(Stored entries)
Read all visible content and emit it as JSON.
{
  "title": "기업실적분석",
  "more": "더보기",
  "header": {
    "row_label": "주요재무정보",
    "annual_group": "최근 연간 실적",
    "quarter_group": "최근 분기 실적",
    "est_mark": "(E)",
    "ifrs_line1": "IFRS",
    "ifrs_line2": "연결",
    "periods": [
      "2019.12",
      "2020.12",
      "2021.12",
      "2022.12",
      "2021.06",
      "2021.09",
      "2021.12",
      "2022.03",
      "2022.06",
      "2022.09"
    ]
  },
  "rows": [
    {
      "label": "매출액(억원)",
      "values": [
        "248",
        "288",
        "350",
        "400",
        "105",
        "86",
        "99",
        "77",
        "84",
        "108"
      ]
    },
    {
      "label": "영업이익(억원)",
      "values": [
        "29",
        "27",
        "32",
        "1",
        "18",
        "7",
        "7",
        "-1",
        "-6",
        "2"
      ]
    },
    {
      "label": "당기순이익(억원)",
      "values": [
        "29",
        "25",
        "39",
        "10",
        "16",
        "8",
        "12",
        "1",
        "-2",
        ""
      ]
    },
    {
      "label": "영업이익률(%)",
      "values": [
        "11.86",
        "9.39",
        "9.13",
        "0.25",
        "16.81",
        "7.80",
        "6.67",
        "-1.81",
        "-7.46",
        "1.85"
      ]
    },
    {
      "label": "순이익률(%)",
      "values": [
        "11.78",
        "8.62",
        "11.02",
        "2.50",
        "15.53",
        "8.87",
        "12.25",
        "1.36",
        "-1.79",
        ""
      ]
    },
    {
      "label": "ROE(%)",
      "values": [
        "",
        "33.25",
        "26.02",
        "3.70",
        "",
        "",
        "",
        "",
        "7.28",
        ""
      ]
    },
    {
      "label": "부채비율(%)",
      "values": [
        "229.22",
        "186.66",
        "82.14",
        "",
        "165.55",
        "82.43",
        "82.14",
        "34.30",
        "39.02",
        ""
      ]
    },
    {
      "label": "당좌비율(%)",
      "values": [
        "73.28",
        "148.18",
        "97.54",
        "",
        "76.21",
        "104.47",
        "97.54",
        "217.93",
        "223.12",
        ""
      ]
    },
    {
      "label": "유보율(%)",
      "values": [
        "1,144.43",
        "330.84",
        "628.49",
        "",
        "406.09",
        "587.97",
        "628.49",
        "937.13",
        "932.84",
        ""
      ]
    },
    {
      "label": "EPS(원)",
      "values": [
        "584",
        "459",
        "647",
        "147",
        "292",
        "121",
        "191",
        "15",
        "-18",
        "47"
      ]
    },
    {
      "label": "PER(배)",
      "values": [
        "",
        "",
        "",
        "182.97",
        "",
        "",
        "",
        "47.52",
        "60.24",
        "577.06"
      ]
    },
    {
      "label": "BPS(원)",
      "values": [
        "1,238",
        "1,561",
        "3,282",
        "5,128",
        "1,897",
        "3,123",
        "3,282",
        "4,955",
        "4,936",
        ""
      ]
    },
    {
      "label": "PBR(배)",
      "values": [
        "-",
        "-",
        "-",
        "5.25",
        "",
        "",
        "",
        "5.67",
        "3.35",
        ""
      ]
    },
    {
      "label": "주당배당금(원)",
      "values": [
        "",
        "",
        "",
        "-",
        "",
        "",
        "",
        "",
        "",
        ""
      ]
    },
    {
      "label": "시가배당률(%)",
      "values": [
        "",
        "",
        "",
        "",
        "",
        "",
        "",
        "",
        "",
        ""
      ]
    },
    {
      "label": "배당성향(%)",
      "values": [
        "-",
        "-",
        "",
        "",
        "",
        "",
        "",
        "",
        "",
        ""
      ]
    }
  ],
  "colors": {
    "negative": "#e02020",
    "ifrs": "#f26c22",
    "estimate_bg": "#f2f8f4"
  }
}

* Work to complete *
Reproduce every line of the data verbatim.

* Completed task *
Read all visible content and emit it as JSON.
{
  "title": "기업실적분석",
  "more": "더보기",
  "header": {
    "row_label": "주요재무정보",
    "annual_group": "최근 연간 실적",
    "quarter_group": "최근 분기 실적",
    "est_mark": "(E)",
    "ifrs_line1": "IFRS",
    "ifrs_line2": "연결",
    "periods": [
      "2019.12",
      "2020.12",
      "2021.12",
      "2022.12",
      "2021.06",
      "2021.09",
      "2021.12",
      "2022.03",
      "2022.06",
      "2022.09"
    ]
  },
  "rows": [
    {
      "label": "매출액(억원)",
      "values": [
        "248",
        "288",
        "350",
        "400",
        "105",
        "86",
        "99",
        "77",
        "84",
        "108"
      ]
    },
    {
      "label": "영업이익(억원)",
      "values": [
        "29",
        "27",
        "32",
        "1",
        "18",
        "7",
        "7",
        "-1",
        "-6",
        "2"
      ]
    },
    {
      "label": "당기순이익(억원)",
      "values": [
        "29",
        "25",
        "39",
        "10",
        "16",
        "8",
        "12",
        "1",
        "-2",
        ""
      ]
    },
    {
      "label": "영업이익률(%)",
      "values": [
        "11.86",
        "9.39",
        "9.13",
        "0.25",
        "16.81",
        "7.80",
        "6.67",
        "-1.81",
        "-7.46",
        "1.85"
      ]
    },
    {
      "label": "순이익률(%)",
      "values": [
        "11.78",
        "8.62",
        "11.02",
        "2.50",
        "15.53",
        "8.87",
        "12.25",
        "1.36",
        "-1.79",
        ""
      ]
    },
    {
      "label": "ROE(%)",
      "values": [
        "",
        "33.25",
        "26.02",
        "3.70",
        "",
        "",
        "",
        "",
        "7.28",
        ""
      ]
    },
    {
      "label": "부채비율(%)",
      "values": [
        "229.22",
        "186.66",
        "82.14",
        "",
        "165.55",
        "82.43",
        "82.14",
        "34.30",
        "39.02",
        ""
      ]
    },
    {
      "label": "당좌비율(%)",
      "values": [
        "73.28",
        "148.18",
        "97.54",
        "",
        "76.21",
        "104.47",
        "97.54",
        "217.93",
        "223.12",
        ""
      ]
    },
    {
      "label": "유보율(%)",
      "values": [
        "1,144.43",
        "330.84",
        "628.49",
        "",
        "406.09",
        "587.97",
        "628.49",
        "937.13",
        "932.84",
        ""
      ]
    },
    {
      "label": "EPS(원)",
      "values": [
        "584",
        "459",
        "647",
        "147",
        "292",
        "121",
        "191",
        "15",
        "-18",
        "47"
      ]
    },
    {
      "label": "PER(배)",
      "values": [
        "",
        "",
        "",
        "182.97",
        "",
        "",
        "",
        "47.52",
        "60.24",
        "577.06"
      ]
    },
    {
      "label": "BPS(원)",
      "values": [
        "1,238",
        "1,561",
        "3,282",
        "5,128",
        "1,897",
        "3,123",
        "3,282",
        "4,955",
        "4,936",
        ""
      ]
    },
    {
      "label": "PBR(배)",
      "values": [
        "-",
        "-",
        "-",
        "5.25",
        "",
        "",
        "",
        "5.67",
        "3.35",
        ""
      ]
    },
    {
      "label": "주당배당금(원)",
      "values": [
        "",
        "",
        "",
        "-",
        "",
        "",
        "",
        "",
        "",
        ""
      ]
    },
    {
      "label": "시가배당률(%)",
      "values": [
        "",
        "",
        "",
        "",
        "",
        "",
        "",
        "",
        "",
        ""
      ]
    },
    {
      "label": "배당성향(%)",
      "values": [
        "-",
        "-",
        "",
        "",
        "",
        "",
        "",
        "",
        "",
        ""
      ]
    }
  ],
  "colors": {
    "negative": "#e02020",
    "ifrs": "#f26c22",
    "estimate_bg": "#f2f8f4"
  }
}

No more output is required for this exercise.